Task instructions: Copy the listing below word for word, starting at its first line and stopping after the line that contains "y-tick-label: $110,000 [28, 65, 114, 88]".
★ ★ ★ ★
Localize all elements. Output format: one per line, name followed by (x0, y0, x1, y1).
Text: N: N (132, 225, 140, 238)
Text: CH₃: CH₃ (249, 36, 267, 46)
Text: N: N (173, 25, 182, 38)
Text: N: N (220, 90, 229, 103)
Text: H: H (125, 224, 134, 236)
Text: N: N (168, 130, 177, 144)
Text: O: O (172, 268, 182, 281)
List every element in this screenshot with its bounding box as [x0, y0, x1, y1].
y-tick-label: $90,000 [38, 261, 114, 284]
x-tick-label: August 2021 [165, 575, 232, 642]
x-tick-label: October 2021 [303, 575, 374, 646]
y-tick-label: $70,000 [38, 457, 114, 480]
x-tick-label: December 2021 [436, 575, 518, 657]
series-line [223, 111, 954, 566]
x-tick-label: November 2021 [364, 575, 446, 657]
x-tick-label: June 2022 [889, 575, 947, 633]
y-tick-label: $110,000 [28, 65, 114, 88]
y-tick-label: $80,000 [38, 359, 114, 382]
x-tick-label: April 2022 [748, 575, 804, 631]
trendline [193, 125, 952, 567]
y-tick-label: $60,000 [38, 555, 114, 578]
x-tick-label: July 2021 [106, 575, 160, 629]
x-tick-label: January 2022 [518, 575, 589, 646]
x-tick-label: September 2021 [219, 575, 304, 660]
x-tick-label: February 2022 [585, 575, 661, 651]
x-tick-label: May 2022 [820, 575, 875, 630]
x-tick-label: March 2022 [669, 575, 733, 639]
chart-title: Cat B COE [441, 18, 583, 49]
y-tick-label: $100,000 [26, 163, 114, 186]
★ ★ ★ ★
Full output:
Localize all elements. Output format: one per line, name followed by (x0, y0, x1, y1).
Text: N: N (132, 225, 140, 238)
Text: CH₃: CH₃ (249, 36, 267, 46)
Text: N: N (173, 25, 182, 38)
Text: N: N (220, 90, 229, 103)
Text: H: H (125, 224, 134, 236)
Text: N: N (168, 130, 177, 144)
Text: O: O (172, 268, 182, 281)
List every element in this screenshot with its bounding box as [x0, y0, x1, y1].
y-tick-label: $90,000 [38, 261, 114, 284]
x-tick-label: August 2021 [165, 575, 232, 642]
x-tick-label: October 2021 [303, 575, 374, 646]
y-tick-label: $70,000 [38, 457, 114, 480]
x-tick-label: December 2021 [436, 575, 518, 657]
series-line [223, 111, 954, 566]
x-tick-label: November 2021 [364, 575, 446, 657]
x-tick-label: June 2022 [889, 575, 947, 633]
y-tick-label: $110,000 [28, 65, 114, 88]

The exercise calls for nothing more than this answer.